Reproduce each of the lines word for word.

[Records about charts and figures]

━━━━

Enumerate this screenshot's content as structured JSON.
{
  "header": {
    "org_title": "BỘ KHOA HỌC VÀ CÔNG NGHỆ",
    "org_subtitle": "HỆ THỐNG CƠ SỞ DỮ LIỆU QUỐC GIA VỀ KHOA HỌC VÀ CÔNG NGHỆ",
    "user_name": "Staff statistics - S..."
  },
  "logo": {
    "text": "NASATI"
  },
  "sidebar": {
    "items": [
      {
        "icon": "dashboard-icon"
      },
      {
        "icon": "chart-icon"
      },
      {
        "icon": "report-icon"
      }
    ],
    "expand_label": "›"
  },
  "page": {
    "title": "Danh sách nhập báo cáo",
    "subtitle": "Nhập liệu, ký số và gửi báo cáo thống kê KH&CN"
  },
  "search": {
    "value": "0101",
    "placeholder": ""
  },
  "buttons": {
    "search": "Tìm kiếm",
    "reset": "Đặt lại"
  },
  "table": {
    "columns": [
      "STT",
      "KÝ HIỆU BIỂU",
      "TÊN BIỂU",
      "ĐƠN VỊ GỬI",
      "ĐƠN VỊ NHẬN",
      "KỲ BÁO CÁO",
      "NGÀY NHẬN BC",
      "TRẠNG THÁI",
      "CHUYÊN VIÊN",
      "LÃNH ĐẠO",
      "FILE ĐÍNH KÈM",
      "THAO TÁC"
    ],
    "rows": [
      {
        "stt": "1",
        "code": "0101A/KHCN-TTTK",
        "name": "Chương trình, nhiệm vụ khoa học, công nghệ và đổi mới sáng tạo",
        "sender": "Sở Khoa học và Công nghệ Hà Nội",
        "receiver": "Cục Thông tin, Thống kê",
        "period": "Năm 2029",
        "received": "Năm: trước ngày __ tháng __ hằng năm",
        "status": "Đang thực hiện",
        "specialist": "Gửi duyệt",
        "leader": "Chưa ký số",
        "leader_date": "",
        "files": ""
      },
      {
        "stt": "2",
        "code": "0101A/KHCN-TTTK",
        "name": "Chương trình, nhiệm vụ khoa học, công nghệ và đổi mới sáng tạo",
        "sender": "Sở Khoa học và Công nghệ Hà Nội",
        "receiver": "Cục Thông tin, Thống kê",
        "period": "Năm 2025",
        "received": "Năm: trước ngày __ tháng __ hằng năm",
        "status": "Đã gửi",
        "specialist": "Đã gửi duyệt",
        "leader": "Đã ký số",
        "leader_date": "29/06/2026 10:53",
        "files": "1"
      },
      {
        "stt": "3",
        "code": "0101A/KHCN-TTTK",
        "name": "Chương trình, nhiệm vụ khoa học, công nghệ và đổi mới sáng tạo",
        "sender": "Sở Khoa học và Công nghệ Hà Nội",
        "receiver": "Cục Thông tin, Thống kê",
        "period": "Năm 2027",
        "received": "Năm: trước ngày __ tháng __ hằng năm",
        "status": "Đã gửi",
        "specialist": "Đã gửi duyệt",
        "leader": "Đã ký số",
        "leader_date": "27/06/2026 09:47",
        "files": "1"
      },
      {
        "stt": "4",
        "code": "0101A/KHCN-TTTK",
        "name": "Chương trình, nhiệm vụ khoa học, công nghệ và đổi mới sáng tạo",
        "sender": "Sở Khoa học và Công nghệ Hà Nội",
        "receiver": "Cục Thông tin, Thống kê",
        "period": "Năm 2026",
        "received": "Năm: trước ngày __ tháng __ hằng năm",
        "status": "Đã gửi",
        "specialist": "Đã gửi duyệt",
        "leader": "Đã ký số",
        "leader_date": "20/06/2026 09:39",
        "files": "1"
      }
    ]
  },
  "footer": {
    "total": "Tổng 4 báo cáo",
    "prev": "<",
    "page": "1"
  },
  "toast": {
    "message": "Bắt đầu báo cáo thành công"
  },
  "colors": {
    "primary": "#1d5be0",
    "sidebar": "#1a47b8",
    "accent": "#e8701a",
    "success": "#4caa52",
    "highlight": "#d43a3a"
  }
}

━━━━

_RESULT:_
Enumerate this screenshot's content as structured JSON.
{
  "header": {
    "org_title": "BỘ KHOA HỌC VÀ CÔNG NGHỆ",
    "org_subtitle": "HỆ THỐNG CƠ SỞ DỮ LIỆU QUỐC GIA VỀ KHOA HỌC VÀ CÔNG NGHỆ",
    "user_name": "Staff statistics - S..."
  },
  "logo": {
    "text": "NASATI"
  },
  "sidebar": {
    "items": [
      {
        "icon": "dashboard-icon"
      },
      {
        "icon": "chart-icon"
      },
      {
        "icon": "report-icon"
      }
    ],
    "expand_label": "›"
  },
  "page": {
    "title": "Danh sách nhập báo cáo",
    "subtitle": "Nhập liệu, ký số và gửi báo cáo thống kê KH&CN"
  },
  "search": {
    "value": "0101",
    "placeholder": ""
  },
  "buttons": {
    "search": "Tìm kiếm",
    "reset": "Đặt lại"
  },
  "table": {
    "columns": [
      "STT",
      "KÝ HIỆU BIỂU",
      "TÊN BIỂU",
      "ĐƠN VỊ GỬI",
      "ĐƠN VỊ NHẬN",
      "KỲ BÁO CÁO",
      "NGÀY NHẬN BC",
      "TRẠNG THÁI",
      "CHUYÊN VIÊN",
      "LÃNH ĐẠO",
      "FILE ĐÍNH KÈM",
      "THAO TÁC"
    ],
    "rows": [
      {
        "stt": "1",
        "code": "0101A/KHCN-TTTK",
        "name": "Chương trình, nhiệm vụ khoa học, công nghệ và đổi mới sáng tạo",
        "sender": "Sở Khoa học và Công nghệ Hà Nội",
        "receiver": "Cục Thông tin, Thống kê",
        "period": "Năm 2029",
        "received": "Năm: trước ngày __ tháng __ hằng năm",
        "status": "Đang thực hiện",
        "specialist": "Gửi duyệt",
        "leader": "Chưa ký số",
        "leader_date": "",
        "files": ""
      },
      {
        "stt": "2",
        "code": "0101A/KHCN-TTTK",
        "name": "Chương trình, nhiệm vụ khoa học, công nghệ và đổi mới sáng tạo",
        "sender": "Sở Khoa học và Công nghệ Hà Nội",
        "receiver": "Cục Thông tin, Thống kê",
        "period": "Năm 2025",
        "received": "Năm: trước ngày __ tháng __ hằng năm",
        "status": "Đã gửi",
        "specialist": "Đã gửi duyệt",
        "leader": "Đã ký số",
        "leader_date": "29/06/2026 10:53",
        "files": "1"
      },
      {
        "stt": "3",
        "code": "0101A/KHCN-TTTK",
        "name": "Chương trình, nhiệm vụ khoa học, công nghệ và đổi mới sáng tạo",
        "sender": "Sở Khoa học và Công nghệ Hà Nội",
        "receiver": "Cục Thông tin, Thống kê",
        "period": "Năm 2027",
        "received": "Năm: trước ngày __ tháng __ hằng năm",
        "status": "Đã gửi",
        "specialist": "Đã gửi duyệt",
        "leader": "Đã ký số",
        "leader_date": "27/06/2026 09:47",
        "files": "1"
      },
      {
        "stt": "4",
        "code": "0101A/KHCN-TTTK",
        "name": "Chương trình, nhiệm vụ khoa học, công nghệ và đổi mới sáng tạo",
        "sender": "Sở Khoa học và Công nghệ Hà Nội",
        "receiver": "Cục Thông tin, Thống kê",
        "period": "Năm 2026",
        "received": "Năm: trước ngày __ tháng __ hằng năm",
        "status": "Đã gửi",
        "specialist": "Đã gửi duyệt",
        "leader": "Đã ký số",
        "leader_date": "20/06/2026 09:39",
        "files": "1"
      }
    ]
  },
  "footer": {
    "total": "Tổng 4 báo cáo",
    "prev": "<",
    "page": "1"
  },
  "toast": {
    "message": "Bắt đầu báo cáo thành công"
  },
  "colors": {
    "primary": "#1d5be0",
    "sidebar": "#1a47b8",
    "accent": "#e8701a",
    "success": "#4caa52",
    "highlight": "#d43a3a"
  }
}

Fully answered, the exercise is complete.